**READING PASSAGE:**
= = = = = = =
2009-06-28 Thread Lie Ryan
Adam Cunningham wrote:
> Hi, I was hoping someone may be able to help me on an issue I'm having
> with Tkinter buttons; or more specifically, the background and
> foreground settings.
> 
> I've created a program that is supposed to simulate an order system: the
> first section (frame) is where the user adds items to the order and the
> second section (frame) is where payment is processed. The second section
> only activates when the first section has been confirmed by the user; so
> in the meantime all buttons in the second section are disabled. They are
> then activated so the user can complete the transaction and the first
> section is disabled so the order can't be edited during payment.
> 
> It all seems to be working great except that when a button is
> 'activated' its appearance loses its foreground and background
> properties, appearing with the default greyish background and black
> font.. As soon as the mouse hovers over the buttons the colour corrects
> itself.

A Button (and most other widgets) has three `state`: "normal"
= = = = = = =
**TASK INSTRUCTIONS:**
(a) Translate this sentence from the Tkinter button thread into Spanish: "As soon as the mouse hovers over the buttons the colour corrects itself."
(b) Summarize the Tkinter button thread in two sentences.
The records below were taken from a separate source.
= = = = = = =
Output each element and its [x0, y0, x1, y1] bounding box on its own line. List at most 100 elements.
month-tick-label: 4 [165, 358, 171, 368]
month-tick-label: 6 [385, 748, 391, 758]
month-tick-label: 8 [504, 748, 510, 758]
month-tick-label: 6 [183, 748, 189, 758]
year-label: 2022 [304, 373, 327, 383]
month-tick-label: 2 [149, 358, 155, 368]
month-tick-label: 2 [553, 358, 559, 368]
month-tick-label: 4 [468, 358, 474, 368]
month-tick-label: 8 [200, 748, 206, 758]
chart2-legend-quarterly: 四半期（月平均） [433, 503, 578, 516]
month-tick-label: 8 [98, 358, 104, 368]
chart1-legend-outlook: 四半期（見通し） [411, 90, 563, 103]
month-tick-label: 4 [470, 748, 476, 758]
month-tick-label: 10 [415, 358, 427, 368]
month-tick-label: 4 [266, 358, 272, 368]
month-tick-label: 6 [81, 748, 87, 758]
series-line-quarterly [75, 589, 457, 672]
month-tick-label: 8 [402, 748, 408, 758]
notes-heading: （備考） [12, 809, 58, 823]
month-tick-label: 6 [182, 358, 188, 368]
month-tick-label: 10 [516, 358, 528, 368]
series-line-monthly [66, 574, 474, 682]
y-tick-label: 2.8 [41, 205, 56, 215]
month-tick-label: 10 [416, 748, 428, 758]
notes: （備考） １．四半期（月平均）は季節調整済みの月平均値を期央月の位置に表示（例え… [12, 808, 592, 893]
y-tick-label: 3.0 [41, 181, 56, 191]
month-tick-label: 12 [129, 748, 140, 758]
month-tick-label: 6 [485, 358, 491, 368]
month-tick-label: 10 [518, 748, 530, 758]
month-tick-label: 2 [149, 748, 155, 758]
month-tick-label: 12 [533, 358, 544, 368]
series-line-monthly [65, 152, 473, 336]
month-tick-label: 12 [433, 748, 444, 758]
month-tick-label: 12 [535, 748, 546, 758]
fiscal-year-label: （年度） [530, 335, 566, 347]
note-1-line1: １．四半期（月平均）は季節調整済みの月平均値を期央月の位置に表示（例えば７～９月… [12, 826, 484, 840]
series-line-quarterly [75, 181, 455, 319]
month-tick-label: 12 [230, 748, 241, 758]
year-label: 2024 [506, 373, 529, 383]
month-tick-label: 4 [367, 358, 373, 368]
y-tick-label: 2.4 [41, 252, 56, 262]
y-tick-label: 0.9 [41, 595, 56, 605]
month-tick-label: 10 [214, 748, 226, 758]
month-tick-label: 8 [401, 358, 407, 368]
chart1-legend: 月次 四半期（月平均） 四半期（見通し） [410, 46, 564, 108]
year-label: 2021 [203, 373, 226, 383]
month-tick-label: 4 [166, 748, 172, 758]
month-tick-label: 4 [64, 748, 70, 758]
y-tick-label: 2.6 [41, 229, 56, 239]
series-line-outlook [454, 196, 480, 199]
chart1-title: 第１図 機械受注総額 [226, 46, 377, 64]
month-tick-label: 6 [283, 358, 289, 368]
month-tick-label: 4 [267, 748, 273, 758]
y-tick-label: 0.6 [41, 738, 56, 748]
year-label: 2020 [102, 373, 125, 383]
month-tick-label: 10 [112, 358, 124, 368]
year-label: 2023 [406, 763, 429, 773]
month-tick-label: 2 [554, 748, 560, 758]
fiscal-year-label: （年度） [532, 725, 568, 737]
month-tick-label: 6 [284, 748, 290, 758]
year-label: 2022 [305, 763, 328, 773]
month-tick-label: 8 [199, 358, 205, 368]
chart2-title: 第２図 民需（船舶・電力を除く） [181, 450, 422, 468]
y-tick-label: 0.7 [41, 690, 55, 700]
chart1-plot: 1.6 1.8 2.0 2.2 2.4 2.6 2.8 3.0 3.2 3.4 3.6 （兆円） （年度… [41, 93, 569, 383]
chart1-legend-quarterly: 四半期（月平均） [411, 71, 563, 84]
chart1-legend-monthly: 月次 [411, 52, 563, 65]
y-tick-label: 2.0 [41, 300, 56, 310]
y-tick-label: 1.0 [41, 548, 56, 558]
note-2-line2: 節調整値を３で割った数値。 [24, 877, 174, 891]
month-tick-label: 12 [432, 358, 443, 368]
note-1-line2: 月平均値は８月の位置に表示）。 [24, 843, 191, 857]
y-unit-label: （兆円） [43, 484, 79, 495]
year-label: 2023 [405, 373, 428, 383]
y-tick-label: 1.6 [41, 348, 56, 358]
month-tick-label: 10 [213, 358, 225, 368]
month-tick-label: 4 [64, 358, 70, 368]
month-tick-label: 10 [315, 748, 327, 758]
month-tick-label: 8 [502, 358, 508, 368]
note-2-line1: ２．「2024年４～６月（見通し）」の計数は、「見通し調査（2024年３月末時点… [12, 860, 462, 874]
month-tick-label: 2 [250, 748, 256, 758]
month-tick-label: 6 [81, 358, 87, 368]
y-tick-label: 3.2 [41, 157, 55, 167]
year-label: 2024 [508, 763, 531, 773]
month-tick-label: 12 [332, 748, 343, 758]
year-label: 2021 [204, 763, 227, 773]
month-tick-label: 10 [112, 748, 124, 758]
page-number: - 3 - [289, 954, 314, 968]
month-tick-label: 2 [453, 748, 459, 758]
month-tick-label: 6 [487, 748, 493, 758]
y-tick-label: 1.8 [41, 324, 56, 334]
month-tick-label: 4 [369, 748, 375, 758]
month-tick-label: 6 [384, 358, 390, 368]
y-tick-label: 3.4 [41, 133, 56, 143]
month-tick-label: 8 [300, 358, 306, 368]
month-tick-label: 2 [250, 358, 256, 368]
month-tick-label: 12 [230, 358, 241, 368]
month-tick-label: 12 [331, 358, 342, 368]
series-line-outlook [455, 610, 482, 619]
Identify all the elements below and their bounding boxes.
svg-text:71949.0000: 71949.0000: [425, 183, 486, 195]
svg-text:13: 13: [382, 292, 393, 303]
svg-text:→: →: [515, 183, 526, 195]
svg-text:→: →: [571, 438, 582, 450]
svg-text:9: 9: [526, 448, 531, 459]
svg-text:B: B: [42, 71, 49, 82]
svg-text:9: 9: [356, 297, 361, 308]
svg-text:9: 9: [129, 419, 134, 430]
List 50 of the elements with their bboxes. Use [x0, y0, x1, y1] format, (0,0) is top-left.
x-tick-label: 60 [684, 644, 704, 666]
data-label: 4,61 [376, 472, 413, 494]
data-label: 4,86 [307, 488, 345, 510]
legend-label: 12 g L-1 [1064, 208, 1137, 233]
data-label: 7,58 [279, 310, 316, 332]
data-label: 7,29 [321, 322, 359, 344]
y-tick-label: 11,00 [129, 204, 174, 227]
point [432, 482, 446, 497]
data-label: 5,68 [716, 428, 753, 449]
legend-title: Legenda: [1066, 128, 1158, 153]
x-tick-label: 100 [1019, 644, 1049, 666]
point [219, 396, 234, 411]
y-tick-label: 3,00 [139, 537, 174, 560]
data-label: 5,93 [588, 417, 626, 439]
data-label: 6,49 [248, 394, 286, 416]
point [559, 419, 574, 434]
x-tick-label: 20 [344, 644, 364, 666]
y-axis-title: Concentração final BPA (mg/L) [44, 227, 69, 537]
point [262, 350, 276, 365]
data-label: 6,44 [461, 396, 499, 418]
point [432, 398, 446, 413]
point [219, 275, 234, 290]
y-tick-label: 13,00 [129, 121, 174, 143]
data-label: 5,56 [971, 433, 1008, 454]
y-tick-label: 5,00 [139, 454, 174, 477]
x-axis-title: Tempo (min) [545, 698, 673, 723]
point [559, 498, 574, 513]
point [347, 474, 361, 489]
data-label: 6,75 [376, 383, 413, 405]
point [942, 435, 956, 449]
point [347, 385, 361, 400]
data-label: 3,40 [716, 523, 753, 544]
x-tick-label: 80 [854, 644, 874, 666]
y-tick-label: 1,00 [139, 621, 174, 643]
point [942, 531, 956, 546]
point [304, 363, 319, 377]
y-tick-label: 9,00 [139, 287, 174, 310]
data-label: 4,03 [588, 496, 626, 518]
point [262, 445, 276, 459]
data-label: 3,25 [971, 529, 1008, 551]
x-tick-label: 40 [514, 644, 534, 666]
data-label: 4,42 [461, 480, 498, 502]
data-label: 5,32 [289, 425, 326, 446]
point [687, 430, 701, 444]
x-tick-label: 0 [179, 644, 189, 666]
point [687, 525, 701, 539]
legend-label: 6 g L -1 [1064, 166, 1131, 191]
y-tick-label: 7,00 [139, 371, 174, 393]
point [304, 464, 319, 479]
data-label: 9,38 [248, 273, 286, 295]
= = = = = = =
**ANSWERS FOR EACH ITEM:**
(a) En cuanto el ratón pasa por encima de los botones, el color se corrige solo.

(b) Adam Cunningham has built a Tkinter program that simulates an order system, with one frame for adding items and a second frame for payment whose buttons stay disabled until the order is confirmed, after which the first frame is disabled. It mostly works, but when the payment buttons are activated they lose their foreground and background settings and show the default greyish background and black font until the mouse hovers over them.